» WRITTEN INSTRUCTION:
Print every entry word for word, but omit the pictures.

» Data tied to figure images:
========

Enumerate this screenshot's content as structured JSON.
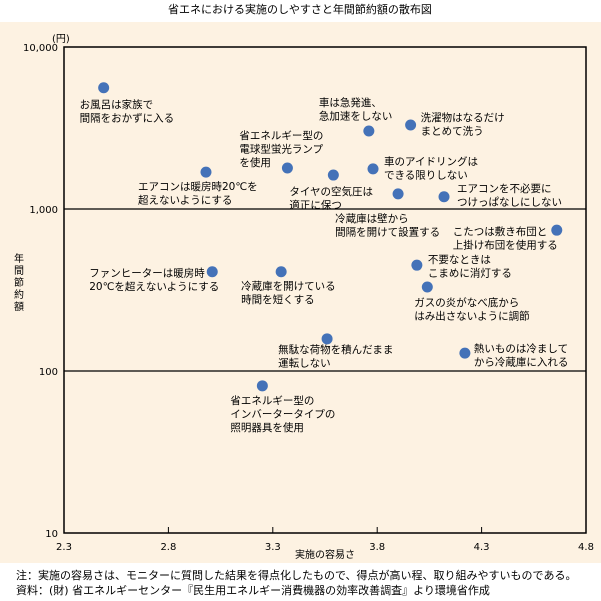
{
  "chart_data": {
    "type": "scatter",
    "title": "省エネにおける実施のしやすさと年間節約額の散布図",
    "xlabel": "実施の容易さ",
    "ylabel": "年間節約額",
    "yunit": "(円)",
    "xlim": [
      2.3,
      4.8
    ],
    "ylim": [
      10,
      10000
    ],
    "yscale": "log",
    "xticks": [
      "2.3",
      "2.8",
      "3.3",
      "3.8",
      "4.3",
      "4.8"
    ],
    "yticks": [
      "10",
      "100",
      "1,000",
      "10,000"
    ],
    "grid": "horizontal at 100 and 1,000",
    "point_color": "#4472b8",
    "background_color": "#fdf2e2",
    "points": [
      {
        "x": 2.49,
        "y": 5600,
        "label": [
          "お風呂は家族で",
          "間隔をおかずに入る"
        ]
      },
      {
        "x": 2.98,
        "y": 1690,
        "label": [
          "エアコンは暖房時20℃を",
          "超えないようにする"
        ]
      },
      {
        "x": 3.37,
        "y": 1790,
        "label": [
          "省エネルギー型の",
          "電球型蛍光ランプ",
          "を使用"
        ]
      },
      {
        "x": 3.59,
        "y": 1620,
        "label": [
          "タイヤの空気圧は",
          "適正に保つ"
        ]
      },
      {
        "x": 3.76,
        "y": 3030,
        "label": [
          "車は急発進、",
          "急加速をしない"
        ]
      },
      {
        "x": 3.96,
        "y": 3300,
        "label": [
          "洗濯物はなるだけ",
          "まとめて洗う"
        ]
      },
      {
        "x": 3.78,
        "y": 1770,
        "label": [
          "車のアイドリングは",
          "できる限りしない"
        ]
      },
      {
        "x": 3.9,
        "y": 1240,
        "label": [
          "冷蔵庫は壁から",
          "間隔を開けて設置する"
        ]
      },
      {
        "x": 4.12,
        "y": 1190,
        "label": [
          "エアコンを不必要に",
          "つけっぱなしにしない"
        ]
      },
      {
        "x": 4.66,
        "y": 740,
        "label": [
          "こたつは敷き布団と",
          "上掛け布団を使用する"
        ]
      },
      {
        "x": 3.01,
        "y": 410,
        "label": [
          "ファンヒーターは暖房時",
          "20℃を超えないようにする"
        ]
      },
      {
        "x": 3.34,
        "y": 410,
        "label": [
          "冷蔵庫を開けている",
          "時間を短くする"
        ]
      },
      {
        "x": 3.99,
        "y": 450,
        "label": [
          "不要なときは",
          "こまめに消灯する"
        ]
      },
      {
        "x": 4.04,
        "y": 330,
        "label": [
          "ガスの炎がなべ底から",
          "はみ出さないように調節"
        ]
      },
      {
        "x": 3.56,
        "y": 158,
        "label": [
          "無駄な荷物を積んだまま",
          "運転しない"
        ]
      },
      {
        "x": 4.22,
        "y": 129,
        "label": [
          "熱いものは冷まして",
          "から冷蔵庫に入れる"
        ]
      },
      {
        "x": 3.25,
        "y": 81,
        "label": [
          "省エネルギー型の",
          "インバータータイプの",
          "照明器具を使用"
        ]
      }
    ]
  },
  "notes": {
    "note": "注：実施の容易さは、モニターに質問した結果を得点化したもので、得点が高い程、取り組みやすいものである。",
    "source": "資料：(財) 省エネルギーセンター『民生用エネルギー消費機器の効率改善調査』より環境省作成"
  }
}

========

» ANSWER TO THE TASK:
Enumerate this screenshot's content as structured JSON.
{
  "chart_data": {
    "type": "scatter",
    "title": "省エネにおける実施のしやすさと年間節約額の散布図",
    "xlabel": "実施の容易さ",
    "ylabel": "年間節約額",
    "yunit": "(円)",
    "xlim": [
      2.3,
      4.8
    ],
    "ylim": [
      10,
      10000
    ],
    "yscale": "log",
    "xticks": [
      "2.3",
      "2.8",
      "3.3",
      "3.8",
      "4.3",
      "4.8"
    ],
    "yticks": [
      "10",
      "100",
      "1,000",
      "10,000"
    ],
    "grid": "horizontal at 100 and 1,000",
    "point_color": "#4472b8",
    "background_color": "#fdf2e2",
    "points": [
      {
        "x": 2.49,
        "y": 5600,
        "label": [
          "お風呂は家族で",
          "間隔をおかずに入る"
        ]
      },
      {
        "x": 2.98,
        "y": 1690,
        "label": [
          "エアコンは暖房時20℃を",
          "超えないようにする"
        ]
      },
      {
        "x": 3.37,
        "y": 1790,
        "label": [
          "省エネルギー型の",
          "電球型蛍光ランプ",
          "を使用"
        ]
      },
      {
        "x": 3.59,
        "y": 1620,
        "label": [
          "タイヤの空気圧は",
          "適正に保つ"
        ]
      },
      {
        "x": 3.76,
        "y": 3030,
        "label": [
          "車は急発進、",
          "急加速をしない"
        ]
      },
      {
        "x": 3.96,
        "y": 3300,
        "label": [
          "洗濯物はなるだけ",
          "まとめて洗う"
        ]
      },
      {
        "x": 3.78,
        "y": 1770,
        "label": [
          "車のアイドリングは",
          "できる限りしない"
        ]
      },
      {
        "x": 3.9,
        "y": 1240,
        "label": [
          "冷蔵庫は壁から",
          "間隔を開けて設置する"
        ]
      },
      {
        "x": 4.12,
        "y": 1190,
        "label": [
          "エアコンを不必要に",
          "つけっぱなしにしない"
        ]
      },
      {
        "x": 4.66,
        "y": 740,
        "label": [
          "こたつは敷き布団と",
          "上掛け布団を使用する"
        ]
      },
      {
        "x": 3.01,
        "y": 410,
        "label": [
          "ファンヒーターは暖房時",
          "20℃を超えないようにする"
        ]
      },
      {
        "x": 3.34,
        "y": 410,
        "label": [
          "冷蔵庫を開けている",
          "時間を短くする"
        ]
      },
      {
        "x": 3.99,
        "y": 450,
        "label": [
          "不要なときは",
          "こまめに消灯する"
        ]
      },
      {
        "x": 4.04,
        "y": 330,
        "label": [
          "ガスの炎がなべ底から",
          "はみ出さないように調節"
        ]
      },
      {
        "x": 3.56,
        "y": 158,
        "label": [
          "無駄な荷物を積んだまま",
          "運転しない"
        ]
      },
      {
        "x": 4.22,
        "y": 129,
        "label": [
          "熱いものは冷まして",
          "から冷蔵庫に入れる"
        ]
      },
      {
        "x": 3.25,
        "y": 81,
        "label": [
          "省エネルギー型の",
          "インバータータイプの",
          "照明器具を使用"
        ]
      }
    ]
  },
  "notes": {
    "note": "注：実施の容易さは、モニターに質問した結果を得点化したもので、得点が高い程、取り組みやすいものである。",
    "source": "資料：(財) 省エネルギーセンター『民生用エネルギー消費機器の効率改善調査』より環境省作成"
  }
}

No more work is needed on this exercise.